Figure data in JSON:
=-=-=

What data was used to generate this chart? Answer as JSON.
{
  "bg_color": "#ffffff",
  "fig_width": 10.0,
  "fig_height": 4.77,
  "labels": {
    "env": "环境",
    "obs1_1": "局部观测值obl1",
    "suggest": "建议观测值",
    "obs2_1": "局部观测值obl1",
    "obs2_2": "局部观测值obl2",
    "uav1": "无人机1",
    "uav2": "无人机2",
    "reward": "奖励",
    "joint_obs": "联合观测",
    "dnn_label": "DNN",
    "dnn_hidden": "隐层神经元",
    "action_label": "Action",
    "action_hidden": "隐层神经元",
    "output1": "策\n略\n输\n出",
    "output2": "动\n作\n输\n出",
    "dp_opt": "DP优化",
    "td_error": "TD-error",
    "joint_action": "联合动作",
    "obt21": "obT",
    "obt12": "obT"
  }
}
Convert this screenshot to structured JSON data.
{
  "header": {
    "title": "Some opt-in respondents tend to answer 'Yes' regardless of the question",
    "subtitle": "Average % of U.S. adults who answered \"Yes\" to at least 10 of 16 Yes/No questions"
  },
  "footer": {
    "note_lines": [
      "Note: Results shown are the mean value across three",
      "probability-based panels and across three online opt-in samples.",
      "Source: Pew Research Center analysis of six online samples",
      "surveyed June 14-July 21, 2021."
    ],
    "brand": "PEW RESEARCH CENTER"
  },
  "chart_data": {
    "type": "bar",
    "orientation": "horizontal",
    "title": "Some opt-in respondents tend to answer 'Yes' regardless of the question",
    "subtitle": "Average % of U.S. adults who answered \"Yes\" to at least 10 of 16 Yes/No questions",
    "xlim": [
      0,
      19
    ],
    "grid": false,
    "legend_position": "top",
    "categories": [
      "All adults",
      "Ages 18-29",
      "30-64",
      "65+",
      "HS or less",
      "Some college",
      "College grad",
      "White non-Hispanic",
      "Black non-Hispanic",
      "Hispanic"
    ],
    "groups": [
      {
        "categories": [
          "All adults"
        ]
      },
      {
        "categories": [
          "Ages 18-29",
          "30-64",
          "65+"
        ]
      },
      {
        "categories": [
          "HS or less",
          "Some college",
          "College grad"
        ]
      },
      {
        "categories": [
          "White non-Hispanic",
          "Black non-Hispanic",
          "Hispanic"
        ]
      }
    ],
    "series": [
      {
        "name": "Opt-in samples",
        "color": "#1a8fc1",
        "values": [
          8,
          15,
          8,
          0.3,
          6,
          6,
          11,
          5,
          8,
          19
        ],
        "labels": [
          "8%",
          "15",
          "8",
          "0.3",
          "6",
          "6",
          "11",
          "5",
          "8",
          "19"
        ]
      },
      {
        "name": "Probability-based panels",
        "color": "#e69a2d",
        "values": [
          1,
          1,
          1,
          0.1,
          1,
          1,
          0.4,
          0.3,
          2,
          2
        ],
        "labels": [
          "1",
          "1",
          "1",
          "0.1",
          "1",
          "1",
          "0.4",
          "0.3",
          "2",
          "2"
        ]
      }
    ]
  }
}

=-=-=

• _DIRECTIVE_
Type out the entries again, word for word.

• _ANSWER TO THE EXERCISE_
What data was used to generate this chart? Answer as JSON.
{
  "bg_color": "#ffffff",
  "fig_width": 10.0,
  "fig_height": 4.77,
  "labels": {
    "env": "环境",
    "obs1_1": "局部观测值obl1",
    "suggest": "建议观测值",
    "obs2_1": "局部观测值obl1",
    "obs2_2": "局部观测值obl2",
    "uav1": "无人机1",
    "uav2": "无人机2",
    "reward": "奖励",
    "joint_obs": "联合观测",
    "dnn_label": "DNN",
    "dnn_hidden": "隐层神经元",
    "action_label": "Action",
    "action_hidden": "隐层神经元",
    "output1": "策\n略\n输\n出",
    "output2": "动\n作\n输\n出",
    "dp_opt": "DP优化",
    "td_error": "TD-error",
    "joint_action": "联合动作",
    "obt21": "obT",
    "obt12": "obT"
  }
}
Convert this screenshot to structured JSON data.
{
  "header": {
    "title": "Some opt-in respondents tend to answer 'Yes' regardless of the question",
    "subtitle": "Average % of U.S. adults who answered \"Yes\" to at least 10 of 16 Yes/No questions"
  },
  "footer": {
    "note_lines": [
      "Note: Results shown are the mean value across three",
      "probability-based panels and across three online opt-in samples.",
      "Source: Pew Research Center analysis of six online samples",
      "surveyed June 14-July 21, 2021."
    ],
    "brand": "PEW RESEARCH CENTER"
  },
  "chart_data": {
    "type": "bar",
    "orientation": "horizontal",
    "title": "Some opt-in respondents tend to answer 'Yes' regardless of the question",
    "subtitle": "Average % of U.S. adults who answered \"Yes\" to at least 10 of 16 Yes/No questions",
    "xlim": [
      0,
      19
    ],
    "grid": false,
    "legend_position": "top",
    "categories": [
      "All adults",
      "Ages 18-29",
      "30-64",
      "65+",
      "HS or less",
      "Some college",
      "College grad",
      "White non-Hispanic",
      "Black non-Hispanic",
      "Hispanic"
    ],
    "groups": [
      {
        "categories": [
          "All adults"
        ]
      },
      {
        "categories": [
          "Ages 18-29",
          "30-64",
          "65+"
        ]
      },
      {
        "categories": [
          "HS or less",
          "Some college",
          "College grad"
        ]
      },
      {
        "categories": [
          "White non-Hispanic",
          "Black non-Hispanic",
          "Hispanic"
        ]
      }
    ],
    "series": [
      {
        "name": "Opt-in samples",
        "color": "#1a8fc1",
        "values": [
          8,
          15,
          8,
          0.3,
          6,
          6,
          11,
          5,
          8,
          19
        ],
        "labels": [
          "8%",
          "15",
          "8",
          "0.3",
          "6",
          "6",
          "11",
          "5",
          "8",
          "19"
        ]
      },
      {
        "name": "Probability-based panels",
        "color": "#e69a2d",
        "values": [
          1,
          1,
          1,
          0.1,
          1,
          1,
          0.4,
          0.3,
          2,
          2
        ],
        "labels": [
          "1",
          "1",
          "1",
          "0.1",
          "1",
          "1",
          "0.4",
          "0.3",
          "2",
          "2"
        ]
      }
    ]
  }
}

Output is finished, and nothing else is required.